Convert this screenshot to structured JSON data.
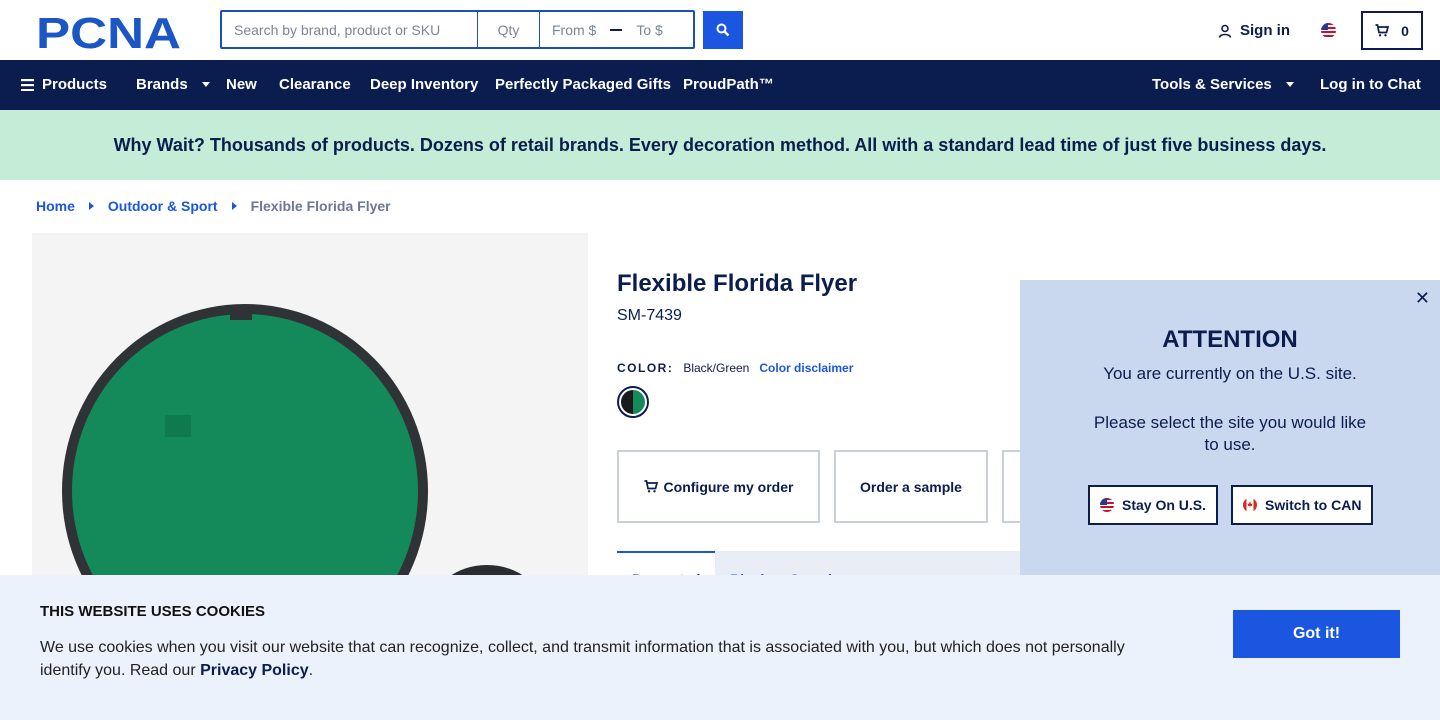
{
  "header": {
    "logo_text": "PCNA",
    "search_placeholder": "Search by brand, product or SKU",
    "qty_placeholder": "Qty",
    "from_placeholder": "From $",
    "to_placeholder": "To $",
    "signin_label": "Sign in",
    "cart_count": "0"
  },
  "nav": {
    "items": [
      "Products",
      "Brands",
      "New",
      "Clearance",
      "Deep Inventory",
      "Perfectly Packaged Gifts",
      "ProudPath™"
    ],
    "tools": "Tools & Services",
    "chat": "Log in to Chat"
  },
  "promo": "Why Wait? Thousands of products. Dozens of retail brands. Every decoration method. All with a standard lead time of just five business days.",
  "breadcrumb": [
    "Home",
    "Outdoor & Sport",
    "Flexible Florida Flyer"
  ],
  "product": {
    "title": "Flexible Florida Flyer",
    "sku": "SM-7439",
    "color_label": "COLOR:",
    "color_value": "Black/Green",
    "color_disclaimer": "Color disclaimer",
    "actions": [
      "Configure my order",
      "Order a sample"
    ],
    "tabs": [
      "Decorated",
      "Blank or Sample"
    ]
  },
  "popup": {
    "title": "ATTENTION",
    "line1": "You are currently on the U.S. site.",
    "line2": "Please select the site you would like to use.",
    "stay": "Stay On U.S.",
    "switch": "Switch to CAN"
  },
  "cookie": {
    "title": "THIS WEBSITE USES COOKIES",
    "text": "We use cookies when you visit our website that can recognize, collect, and transmit information that is associated with you, but which does not personally identify you. Read our ",
    "link": "Privacy Policy",
    "end": ".",
    "button": "Got it!"
  },
  "colors": {
    "navy": "#0b1d4f",
    "accent": "#1a56e0",
    "promo_bg": "#c4ecd6"
  }
}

════

# Exercise aim
Leave out the pictures, and give all the records again exactly.

# Solution for this exercise
Convert this screenshot to structured JSON data.
{
  "header": {
    "logo_text": "PCNA",
    "search_placeholder": "Search by brand, product or SKU",
    "qty_placeholder": "Qty",
    "from_placeholder": "From $",
    "to_placeholder": "To $",
    "signin_label": "Sign in",
    "cart_count": "0"
  },
  "nav": {
    "items": [
      "Products",
      "Brands",
      "New",
      "Clearance",
      "Deep Inventory",
      "Perfectly Packaged Gifts",
      "ProudPath™"
    ],
    "tools": "Tools & Services",
    "chat": "Log in to Chat"
  },
  "promo": "Why Wait? Thousands of products. Dozens of retail brands. Every decoration method. All with a standard lead time of just five business days.",
  "breadcrumb": [
    "Home",
    "Outdoor & Sport",
    "Flexible Florida Flyer"
  ],
  "product": {
    "title": "Flexible Florida Flyer",
    "sku": "SM-7439",
    "color_label": "COLOR:",
    "color_value": "Black/Green",
    "color_disclaimer": "Color disclaimer",
    "actions": [
      "Configure my order",
      "Order a sample"
    ],
    "tabs": [
      "Decorated",
      "Blank or Sample"
    ]
  },
  "popup": {
    "title": "ATTENTION",
    "line1": "You are currently on the U.S. site.",
    "line2": "Please select the site you would like to use.",
    "stay": "Stay On U.S.",
    "switch": "Switch to CAN"
  },
  "cookie": {
    "title": "THIS WEBSITE USES COOKIES",
    "text": "We use cookies when you visit our website that can recognize, collect, and transmit information that is associated with you, but which does not personally identify you. Read our ",
    "link": "Privacy Policy",
    "end": ".",
    "button": "Got it!"
  },
  "colors": {
    "navy": "#0b1d4f",
    "accent": "#1a56e0",
    "promo_bg": "#c4ecd6"
  }
}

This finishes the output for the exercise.